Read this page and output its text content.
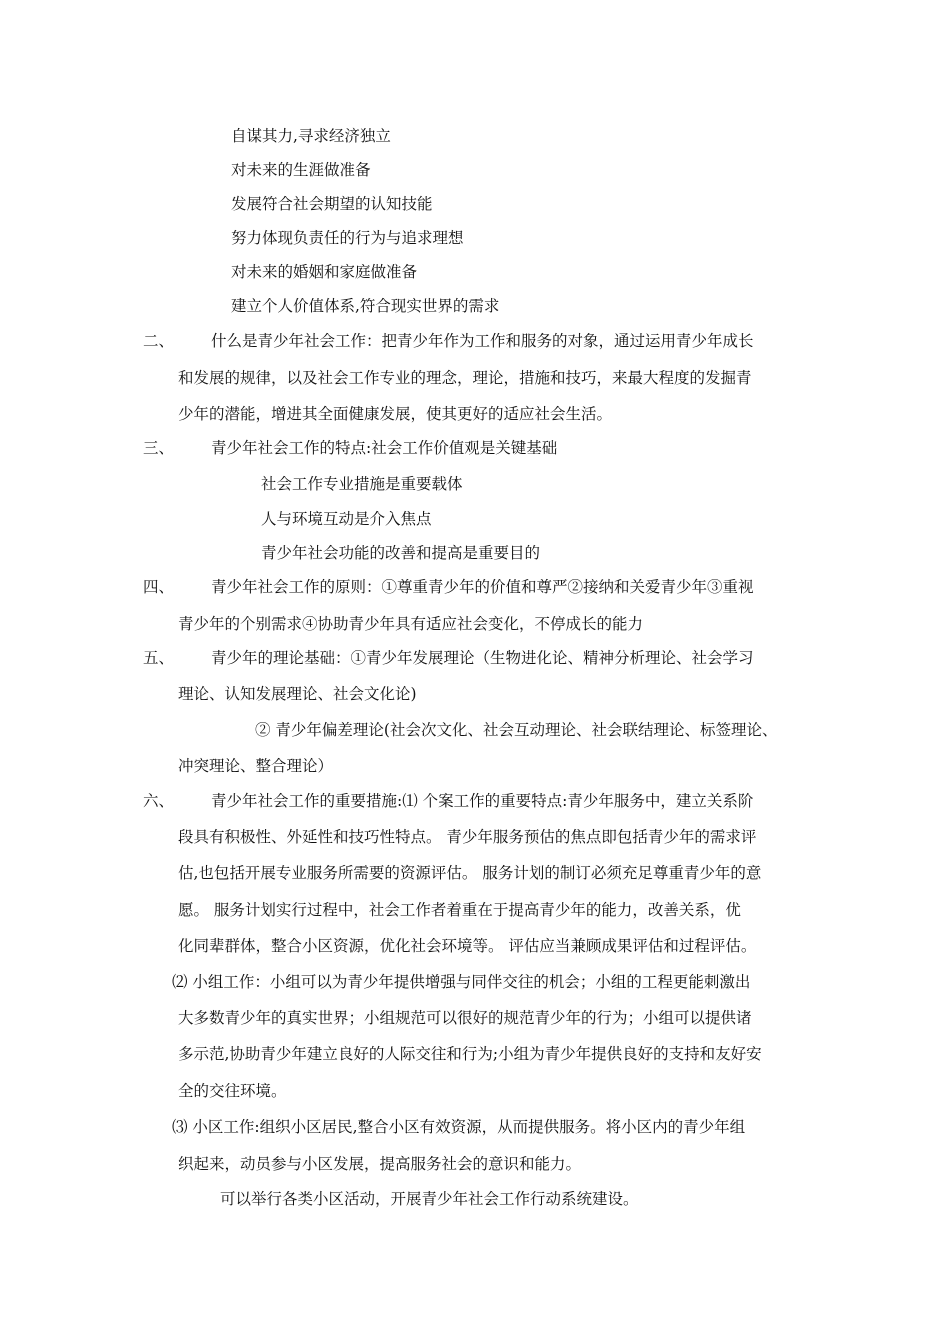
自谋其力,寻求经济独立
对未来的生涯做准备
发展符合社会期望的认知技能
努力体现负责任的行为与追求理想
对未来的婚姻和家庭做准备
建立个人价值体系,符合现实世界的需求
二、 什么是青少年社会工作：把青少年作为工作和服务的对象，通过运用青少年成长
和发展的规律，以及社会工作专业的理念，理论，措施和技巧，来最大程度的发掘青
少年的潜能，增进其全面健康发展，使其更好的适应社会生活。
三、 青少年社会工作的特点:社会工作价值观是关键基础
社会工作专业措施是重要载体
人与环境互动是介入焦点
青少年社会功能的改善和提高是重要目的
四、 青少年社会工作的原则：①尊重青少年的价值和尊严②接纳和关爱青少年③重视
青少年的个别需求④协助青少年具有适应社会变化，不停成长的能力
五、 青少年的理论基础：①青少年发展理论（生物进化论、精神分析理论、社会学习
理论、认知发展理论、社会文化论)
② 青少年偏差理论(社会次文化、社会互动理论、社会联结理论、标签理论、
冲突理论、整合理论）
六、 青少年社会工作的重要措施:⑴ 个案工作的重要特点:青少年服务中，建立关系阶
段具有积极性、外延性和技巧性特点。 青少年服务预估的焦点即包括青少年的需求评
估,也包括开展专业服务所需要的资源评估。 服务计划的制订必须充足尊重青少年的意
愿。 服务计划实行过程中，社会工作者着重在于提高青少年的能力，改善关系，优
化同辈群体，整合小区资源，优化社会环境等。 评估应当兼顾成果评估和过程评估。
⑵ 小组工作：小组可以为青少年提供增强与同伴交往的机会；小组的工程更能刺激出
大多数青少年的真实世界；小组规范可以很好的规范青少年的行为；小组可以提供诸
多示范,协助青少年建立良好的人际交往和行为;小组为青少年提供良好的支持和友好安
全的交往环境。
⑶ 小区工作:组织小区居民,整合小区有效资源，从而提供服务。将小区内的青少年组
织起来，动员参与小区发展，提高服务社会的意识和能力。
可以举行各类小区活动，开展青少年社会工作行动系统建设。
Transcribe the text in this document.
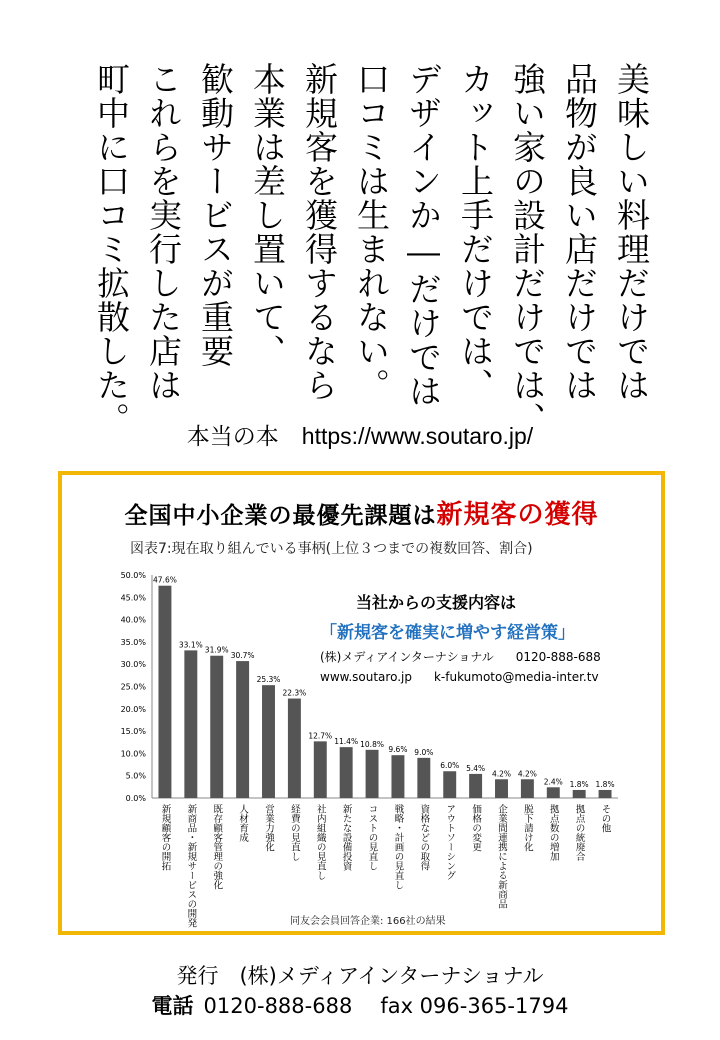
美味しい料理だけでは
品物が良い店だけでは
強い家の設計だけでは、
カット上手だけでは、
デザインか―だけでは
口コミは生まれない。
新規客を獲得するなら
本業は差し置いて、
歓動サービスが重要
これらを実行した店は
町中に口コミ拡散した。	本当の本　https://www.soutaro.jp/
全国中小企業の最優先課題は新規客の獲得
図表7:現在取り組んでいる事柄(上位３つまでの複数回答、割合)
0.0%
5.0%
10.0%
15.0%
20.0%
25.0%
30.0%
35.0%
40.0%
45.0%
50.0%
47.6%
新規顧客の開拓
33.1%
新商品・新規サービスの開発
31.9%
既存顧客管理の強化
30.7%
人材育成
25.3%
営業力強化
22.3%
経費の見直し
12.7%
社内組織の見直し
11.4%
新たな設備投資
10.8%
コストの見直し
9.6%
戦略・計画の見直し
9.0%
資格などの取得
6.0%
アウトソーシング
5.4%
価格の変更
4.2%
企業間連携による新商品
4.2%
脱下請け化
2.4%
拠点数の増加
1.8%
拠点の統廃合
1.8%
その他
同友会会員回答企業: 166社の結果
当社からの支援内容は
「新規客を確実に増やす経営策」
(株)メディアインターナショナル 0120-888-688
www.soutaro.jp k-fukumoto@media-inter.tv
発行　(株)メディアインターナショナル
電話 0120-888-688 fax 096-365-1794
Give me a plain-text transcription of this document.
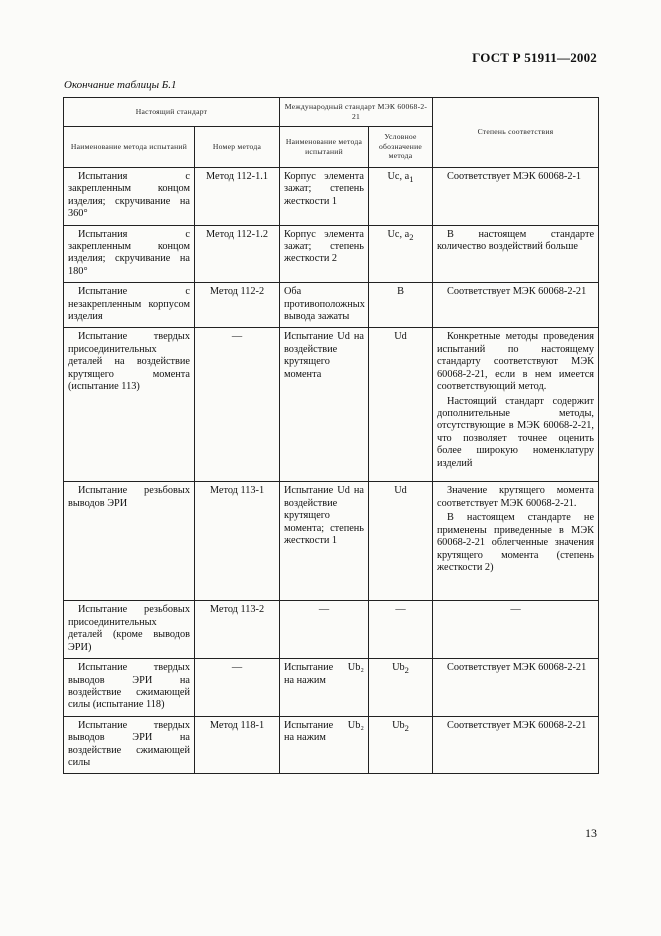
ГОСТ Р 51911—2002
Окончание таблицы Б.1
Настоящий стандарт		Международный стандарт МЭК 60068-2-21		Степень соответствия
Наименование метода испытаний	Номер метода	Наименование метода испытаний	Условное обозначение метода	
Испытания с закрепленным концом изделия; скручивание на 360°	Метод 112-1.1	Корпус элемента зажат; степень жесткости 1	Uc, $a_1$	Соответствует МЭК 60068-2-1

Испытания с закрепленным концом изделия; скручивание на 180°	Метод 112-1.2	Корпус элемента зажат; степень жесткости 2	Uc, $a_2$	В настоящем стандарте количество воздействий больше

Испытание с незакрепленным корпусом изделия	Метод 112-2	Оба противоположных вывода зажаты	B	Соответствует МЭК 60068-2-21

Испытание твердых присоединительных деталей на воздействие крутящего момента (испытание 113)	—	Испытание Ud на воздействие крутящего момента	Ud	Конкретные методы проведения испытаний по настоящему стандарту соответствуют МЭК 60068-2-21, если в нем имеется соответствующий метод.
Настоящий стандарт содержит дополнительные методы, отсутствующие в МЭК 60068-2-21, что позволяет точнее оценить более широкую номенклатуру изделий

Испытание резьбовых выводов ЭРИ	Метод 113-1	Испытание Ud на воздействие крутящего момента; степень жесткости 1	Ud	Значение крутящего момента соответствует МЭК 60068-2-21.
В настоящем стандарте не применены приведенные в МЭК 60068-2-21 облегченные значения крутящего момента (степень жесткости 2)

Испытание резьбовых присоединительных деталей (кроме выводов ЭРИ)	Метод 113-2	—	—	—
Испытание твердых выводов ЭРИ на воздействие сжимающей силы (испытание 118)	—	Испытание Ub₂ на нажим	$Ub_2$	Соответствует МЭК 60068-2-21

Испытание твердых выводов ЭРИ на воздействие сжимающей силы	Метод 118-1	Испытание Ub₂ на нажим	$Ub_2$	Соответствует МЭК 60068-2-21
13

## Directions for this task
Go through the data and count each line that has the word "стандарте", then give the total alone.

## Output of the exercise
2